Dataset excerpts:
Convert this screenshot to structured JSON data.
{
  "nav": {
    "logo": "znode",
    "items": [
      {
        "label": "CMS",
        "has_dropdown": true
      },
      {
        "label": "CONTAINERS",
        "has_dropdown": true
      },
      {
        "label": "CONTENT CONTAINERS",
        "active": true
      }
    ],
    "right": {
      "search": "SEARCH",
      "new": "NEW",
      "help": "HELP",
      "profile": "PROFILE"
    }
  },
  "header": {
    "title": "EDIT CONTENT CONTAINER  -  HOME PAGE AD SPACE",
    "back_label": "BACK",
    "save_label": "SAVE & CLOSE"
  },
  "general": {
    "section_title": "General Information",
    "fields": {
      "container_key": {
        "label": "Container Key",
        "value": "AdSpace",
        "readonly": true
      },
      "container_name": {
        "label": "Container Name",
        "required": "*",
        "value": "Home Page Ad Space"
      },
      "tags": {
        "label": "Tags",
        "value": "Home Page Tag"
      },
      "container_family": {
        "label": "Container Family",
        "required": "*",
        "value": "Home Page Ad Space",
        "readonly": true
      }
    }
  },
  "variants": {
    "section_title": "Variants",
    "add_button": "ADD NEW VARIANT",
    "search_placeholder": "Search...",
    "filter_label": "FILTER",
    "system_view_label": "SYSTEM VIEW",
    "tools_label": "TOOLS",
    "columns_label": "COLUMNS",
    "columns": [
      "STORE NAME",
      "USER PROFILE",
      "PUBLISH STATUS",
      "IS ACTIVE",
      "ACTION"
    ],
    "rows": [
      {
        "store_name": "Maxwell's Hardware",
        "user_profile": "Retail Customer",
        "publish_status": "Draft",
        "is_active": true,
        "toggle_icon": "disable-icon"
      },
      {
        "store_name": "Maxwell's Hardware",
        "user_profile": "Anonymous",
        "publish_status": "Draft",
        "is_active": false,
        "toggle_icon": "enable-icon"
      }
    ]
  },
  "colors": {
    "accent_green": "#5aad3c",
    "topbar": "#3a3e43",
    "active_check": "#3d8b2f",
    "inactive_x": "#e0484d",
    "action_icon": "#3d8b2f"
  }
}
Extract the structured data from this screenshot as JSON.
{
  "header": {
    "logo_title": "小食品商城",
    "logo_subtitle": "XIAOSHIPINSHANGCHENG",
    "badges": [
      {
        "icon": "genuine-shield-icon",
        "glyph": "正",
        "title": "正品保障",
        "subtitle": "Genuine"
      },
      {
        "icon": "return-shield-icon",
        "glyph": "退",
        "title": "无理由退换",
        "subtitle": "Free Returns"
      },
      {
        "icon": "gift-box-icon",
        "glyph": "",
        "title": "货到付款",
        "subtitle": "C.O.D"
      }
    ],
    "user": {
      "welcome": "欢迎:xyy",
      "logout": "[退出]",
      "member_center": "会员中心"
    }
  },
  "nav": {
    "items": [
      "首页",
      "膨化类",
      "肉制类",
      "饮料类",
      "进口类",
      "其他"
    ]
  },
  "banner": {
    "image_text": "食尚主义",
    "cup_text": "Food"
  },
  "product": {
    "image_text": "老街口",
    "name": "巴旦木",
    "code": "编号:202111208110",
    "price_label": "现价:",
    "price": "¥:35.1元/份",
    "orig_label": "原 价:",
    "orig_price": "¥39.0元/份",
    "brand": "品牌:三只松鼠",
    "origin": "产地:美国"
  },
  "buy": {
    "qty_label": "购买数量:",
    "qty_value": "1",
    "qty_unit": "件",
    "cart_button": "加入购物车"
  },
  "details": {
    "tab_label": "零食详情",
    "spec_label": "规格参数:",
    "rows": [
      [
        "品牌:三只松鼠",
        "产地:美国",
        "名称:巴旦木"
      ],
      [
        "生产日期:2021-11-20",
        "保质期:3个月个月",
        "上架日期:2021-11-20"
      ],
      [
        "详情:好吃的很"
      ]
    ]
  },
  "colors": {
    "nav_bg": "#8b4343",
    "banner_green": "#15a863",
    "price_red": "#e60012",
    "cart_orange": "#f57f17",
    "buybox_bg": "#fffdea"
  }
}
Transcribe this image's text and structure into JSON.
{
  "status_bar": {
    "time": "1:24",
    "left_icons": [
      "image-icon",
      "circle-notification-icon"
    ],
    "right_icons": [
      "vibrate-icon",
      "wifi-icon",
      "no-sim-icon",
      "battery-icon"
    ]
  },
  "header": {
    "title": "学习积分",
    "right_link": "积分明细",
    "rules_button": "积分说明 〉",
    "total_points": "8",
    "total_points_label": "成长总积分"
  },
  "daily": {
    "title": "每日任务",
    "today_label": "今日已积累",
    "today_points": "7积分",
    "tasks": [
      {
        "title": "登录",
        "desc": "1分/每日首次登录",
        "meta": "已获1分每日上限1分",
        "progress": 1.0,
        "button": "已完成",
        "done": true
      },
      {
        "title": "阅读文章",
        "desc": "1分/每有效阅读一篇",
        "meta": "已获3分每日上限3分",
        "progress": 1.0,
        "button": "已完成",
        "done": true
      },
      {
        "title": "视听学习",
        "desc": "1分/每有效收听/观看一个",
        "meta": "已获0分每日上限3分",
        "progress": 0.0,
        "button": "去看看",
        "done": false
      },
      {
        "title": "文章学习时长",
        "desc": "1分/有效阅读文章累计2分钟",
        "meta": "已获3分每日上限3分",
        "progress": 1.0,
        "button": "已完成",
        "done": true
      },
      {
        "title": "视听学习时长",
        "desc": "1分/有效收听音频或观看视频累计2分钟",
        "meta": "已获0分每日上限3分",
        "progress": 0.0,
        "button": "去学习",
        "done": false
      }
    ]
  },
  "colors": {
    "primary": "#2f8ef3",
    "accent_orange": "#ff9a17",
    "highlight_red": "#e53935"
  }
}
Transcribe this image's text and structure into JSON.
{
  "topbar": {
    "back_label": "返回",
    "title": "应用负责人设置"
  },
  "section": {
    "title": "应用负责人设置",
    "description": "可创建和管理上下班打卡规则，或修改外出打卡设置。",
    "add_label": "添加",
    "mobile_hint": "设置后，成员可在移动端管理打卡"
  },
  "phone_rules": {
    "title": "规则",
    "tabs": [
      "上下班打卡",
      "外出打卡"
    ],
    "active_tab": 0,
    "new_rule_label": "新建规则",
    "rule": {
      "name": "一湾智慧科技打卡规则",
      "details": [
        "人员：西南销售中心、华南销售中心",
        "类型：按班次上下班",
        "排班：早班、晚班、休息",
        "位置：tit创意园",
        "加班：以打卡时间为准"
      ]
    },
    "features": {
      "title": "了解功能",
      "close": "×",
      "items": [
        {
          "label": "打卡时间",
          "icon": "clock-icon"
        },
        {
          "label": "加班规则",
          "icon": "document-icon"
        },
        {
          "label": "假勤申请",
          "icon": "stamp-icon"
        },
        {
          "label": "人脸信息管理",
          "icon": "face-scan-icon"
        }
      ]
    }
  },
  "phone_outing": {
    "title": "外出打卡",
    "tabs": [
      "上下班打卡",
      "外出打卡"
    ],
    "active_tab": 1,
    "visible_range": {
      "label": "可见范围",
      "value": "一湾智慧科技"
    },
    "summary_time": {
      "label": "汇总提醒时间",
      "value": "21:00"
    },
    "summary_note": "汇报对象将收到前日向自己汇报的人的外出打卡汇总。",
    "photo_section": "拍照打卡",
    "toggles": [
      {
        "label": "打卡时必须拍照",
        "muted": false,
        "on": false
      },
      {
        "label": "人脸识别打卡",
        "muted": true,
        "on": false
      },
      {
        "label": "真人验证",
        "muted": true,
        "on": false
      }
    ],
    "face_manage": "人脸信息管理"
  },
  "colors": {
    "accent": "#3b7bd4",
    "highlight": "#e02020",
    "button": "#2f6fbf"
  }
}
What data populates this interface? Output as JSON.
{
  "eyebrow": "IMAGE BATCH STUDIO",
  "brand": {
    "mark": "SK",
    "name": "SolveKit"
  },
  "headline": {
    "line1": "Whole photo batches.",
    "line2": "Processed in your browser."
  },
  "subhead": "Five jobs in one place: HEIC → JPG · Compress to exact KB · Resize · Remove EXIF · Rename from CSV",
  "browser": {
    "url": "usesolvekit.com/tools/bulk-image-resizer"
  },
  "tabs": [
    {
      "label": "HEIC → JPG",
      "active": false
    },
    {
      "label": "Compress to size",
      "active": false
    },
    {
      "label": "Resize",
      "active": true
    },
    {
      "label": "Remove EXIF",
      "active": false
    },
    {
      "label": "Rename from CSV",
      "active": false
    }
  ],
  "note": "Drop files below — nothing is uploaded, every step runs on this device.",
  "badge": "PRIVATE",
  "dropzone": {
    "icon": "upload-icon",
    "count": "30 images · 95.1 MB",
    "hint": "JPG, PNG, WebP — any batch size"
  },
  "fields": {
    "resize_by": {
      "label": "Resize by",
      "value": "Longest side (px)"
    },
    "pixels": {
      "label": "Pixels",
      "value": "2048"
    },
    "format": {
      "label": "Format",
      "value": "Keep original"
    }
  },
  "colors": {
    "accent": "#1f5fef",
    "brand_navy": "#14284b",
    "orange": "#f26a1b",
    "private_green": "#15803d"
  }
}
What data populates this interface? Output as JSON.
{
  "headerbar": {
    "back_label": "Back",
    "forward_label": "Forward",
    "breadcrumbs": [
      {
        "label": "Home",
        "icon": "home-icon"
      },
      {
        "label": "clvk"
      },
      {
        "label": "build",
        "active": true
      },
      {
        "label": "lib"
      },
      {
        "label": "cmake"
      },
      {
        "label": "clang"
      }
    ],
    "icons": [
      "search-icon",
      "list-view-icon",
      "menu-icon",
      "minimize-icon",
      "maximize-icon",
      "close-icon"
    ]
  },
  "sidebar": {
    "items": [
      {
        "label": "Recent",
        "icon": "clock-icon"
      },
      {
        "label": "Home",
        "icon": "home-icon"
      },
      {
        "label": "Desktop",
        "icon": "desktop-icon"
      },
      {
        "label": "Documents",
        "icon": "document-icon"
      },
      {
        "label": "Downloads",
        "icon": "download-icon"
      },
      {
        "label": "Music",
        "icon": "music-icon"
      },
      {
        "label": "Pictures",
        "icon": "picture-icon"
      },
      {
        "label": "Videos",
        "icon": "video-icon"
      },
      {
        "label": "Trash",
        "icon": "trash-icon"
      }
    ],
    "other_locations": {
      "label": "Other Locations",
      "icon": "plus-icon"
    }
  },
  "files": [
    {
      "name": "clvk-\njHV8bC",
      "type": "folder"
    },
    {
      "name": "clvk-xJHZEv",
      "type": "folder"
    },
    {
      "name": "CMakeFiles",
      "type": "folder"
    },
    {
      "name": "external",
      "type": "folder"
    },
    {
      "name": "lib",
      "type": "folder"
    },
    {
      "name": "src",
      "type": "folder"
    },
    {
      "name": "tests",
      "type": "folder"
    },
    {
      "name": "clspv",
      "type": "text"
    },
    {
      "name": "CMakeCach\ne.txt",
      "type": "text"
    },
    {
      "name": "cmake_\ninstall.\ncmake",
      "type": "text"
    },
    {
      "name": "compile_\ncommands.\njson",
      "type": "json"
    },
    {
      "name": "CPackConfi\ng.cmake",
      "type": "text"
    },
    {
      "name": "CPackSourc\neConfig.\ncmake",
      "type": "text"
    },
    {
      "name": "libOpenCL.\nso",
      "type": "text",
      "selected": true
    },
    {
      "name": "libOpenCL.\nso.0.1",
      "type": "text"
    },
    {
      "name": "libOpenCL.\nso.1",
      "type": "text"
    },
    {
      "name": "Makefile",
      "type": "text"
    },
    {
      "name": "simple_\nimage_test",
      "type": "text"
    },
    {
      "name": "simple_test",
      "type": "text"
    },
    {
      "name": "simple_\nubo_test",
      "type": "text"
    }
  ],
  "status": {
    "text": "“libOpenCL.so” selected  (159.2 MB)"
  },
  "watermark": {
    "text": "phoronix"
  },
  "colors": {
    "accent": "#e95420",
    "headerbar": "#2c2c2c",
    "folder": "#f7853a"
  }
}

Required work:
In the material above, find the lines that contain "Remove" and show them.

The completed task:
  "subhead": "Five jobs in one place: HEIC → JPG · Compress to exact KB · Resize · Remove EXIF · Rename from CSV",
      "label": "Remove EXIF",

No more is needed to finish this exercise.